WHAT YOU HAVE TO DO
Write out the records below word for word, please.

RECORDS FOR THE TASK
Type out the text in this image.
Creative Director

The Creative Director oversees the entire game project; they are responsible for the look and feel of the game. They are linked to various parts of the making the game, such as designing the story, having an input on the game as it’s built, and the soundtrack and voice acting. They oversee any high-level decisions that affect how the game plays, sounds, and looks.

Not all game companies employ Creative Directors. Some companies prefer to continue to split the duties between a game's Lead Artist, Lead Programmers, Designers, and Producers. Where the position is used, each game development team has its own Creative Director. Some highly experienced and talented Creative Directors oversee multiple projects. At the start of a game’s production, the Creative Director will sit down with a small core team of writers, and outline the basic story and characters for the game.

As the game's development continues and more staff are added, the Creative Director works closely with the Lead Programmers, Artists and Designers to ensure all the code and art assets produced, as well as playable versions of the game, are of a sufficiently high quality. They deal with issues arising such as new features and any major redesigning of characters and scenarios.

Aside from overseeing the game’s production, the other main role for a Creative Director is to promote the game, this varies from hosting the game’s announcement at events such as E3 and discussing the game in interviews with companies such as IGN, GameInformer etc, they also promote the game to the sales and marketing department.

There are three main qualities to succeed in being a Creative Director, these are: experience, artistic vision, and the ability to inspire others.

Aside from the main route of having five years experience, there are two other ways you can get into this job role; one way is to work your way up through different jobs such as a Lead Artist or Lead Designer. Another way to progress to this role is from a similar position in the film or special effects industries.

SOLUTION BELOW
Type out the text in this image.
Creative Director

The Creative Director oversees the entire game project; they are responsible for the look and feel of the game. They are linked to various parts of the making the game, such as designing the story, having an input on the game as it’s built, and the soundtrack and voice acting. They oversee any high-level decisions that affect how the game plays, sounds, and looks.

Not all game companies employ Creative Directors. Some companies prefer to continue to split the duties between a game's Lead Artist, Lead Programmers, Designers, and Producers. Where the position is used, each game development team has its own Creative Director. Some highly experienced and talented Creative Directors oversee multiple projects. At the start of a game’s production, the Creative Director will sit down with a small core team of writers, and outline the basic story and characters for the game.

As the game's development continues and more staff are added, the Creative Director works closely with the Lead Programmers, Artists and Designers to ensure all the code and art assets produced, as well as playable versions of the game, are of a sufficiently high quality. They deal with issues arising such as new features and any major redesigning of characters and scenarios.

Aside from overseeing the game’s production, the other main role for a Creative Director is to promote the game, this varies from hosting the game’s announcement at events such as E3 and discussing the game in interviews with companies such as IGN, GameInformer etc, they also promote the game to the sales and marketing department.

There are three main qualities to succeed in being a Creative Director, these are: experience, artistic vision, and the ability to inspire others.

Aside from the main route of having five years experience, there are two other ways you can get into this job role; one way is to work your way up through different jobs such as a Lead Artist or Lead Designer. Another way to progress to this role is from a similar position in the film or special effects industries.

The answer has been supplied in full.